▶ _STATED PROBLEM_:
Write out each entry, exactly the way it appears.

(Dataset entries on figures)
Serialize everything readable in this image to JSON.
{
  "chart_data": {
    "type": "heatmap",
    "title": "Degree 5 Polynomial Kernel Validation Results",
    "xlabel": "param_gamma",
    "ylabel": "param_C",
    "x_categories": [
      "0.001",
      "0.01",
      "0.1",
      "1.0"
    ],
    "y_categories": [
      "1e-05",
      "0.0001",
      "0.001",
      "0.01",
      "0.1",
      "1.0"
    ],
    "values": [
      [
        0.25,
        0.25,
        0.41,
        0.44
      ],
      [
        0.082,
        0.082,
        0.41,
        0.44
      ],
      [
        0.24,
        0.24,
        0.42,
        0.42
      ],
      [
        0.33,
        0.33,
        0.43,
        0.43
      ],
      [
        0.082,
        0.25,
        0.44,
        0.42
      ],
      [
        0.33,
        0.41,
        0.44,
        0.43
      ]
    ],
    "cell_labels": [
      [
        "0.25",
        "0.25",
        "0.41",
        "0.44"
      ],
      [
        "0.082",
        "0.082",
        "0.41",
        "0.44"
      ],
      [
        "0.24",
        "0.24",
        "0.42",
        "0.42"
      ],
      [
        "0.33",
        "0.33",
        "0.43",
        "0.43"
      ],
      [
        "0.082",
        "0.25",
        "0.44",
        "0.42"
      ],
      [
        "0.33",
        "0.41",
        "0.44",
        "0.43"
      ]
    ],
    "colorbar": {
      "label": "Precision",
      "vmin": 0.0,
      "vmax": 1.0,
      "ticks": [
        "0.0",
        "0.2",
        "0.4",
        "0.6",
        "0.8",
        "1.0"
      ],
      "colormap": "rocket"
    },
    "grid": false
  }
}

▶ _REPLY_:
Serialize everything readable in this image to JSON.
{
  "chart_data": {
    "type": "heatmap",
    "title": "Degree 5 Polynomial Kernel Validation Results",
    "xlabel": "param_gamma",
    "ylabel": "param_C",
    "x_categories": [
      "0.001",
      "0.01",
      "0.1",
      "1.0"
    ],
    "y_categories": [
      "1e-05",
      "0.0001",
      "0.001",
      "0.01",
      "0.1",
      "1.0"
    ],
    "values": [
      [
        0.25,
        0.25,
        0.41,
        0.44
      ],
      [
        0.082,
        0.082,
        0.41,
        0.44
      ],
      [
        0.24,
        0.24,
        0.42,
        0.42
      ],
      [
        0.33,
        0.33,
        0.43,
        0.43
      ],
      [
        0.082,
        0.25,
        0.44,
        0.42
      ],
      [
        0.33,
        0.41,
        0.44,
        0.43
      ]
    ],
    "cell_labels": [
      [
        "0.25",
        "0.25",
        "0.41",
        "0.44"
      ],
      [
        "0.082",
        "0.082",
        "0.41",
        "0.44"
      ],
      [
        "0.24",
        "0.24",
        "0.42",
        "0.42"
      ],
      [
        "0.33",
        "0.33",
        "0.43",
        "0.43"
      ],
      [
        "0.082",
        "0.25",
        "0.44",
        "0.42"
      ],
      [
        "0.33",
        "0.41",
        "0.44",
        "0.43"
      ]
    ],
    "colorbar": {
      "label": "Precision",
      "vmin": 0.0,
      "vmax": 1.0,
      "ticks": [
        "0.0",
        "0.2",
        "0.4",
        "0.6",
        "0.8",
        "1.0"
      ],
      "colormap": "rocket"
    },
    "grid": false
  }
}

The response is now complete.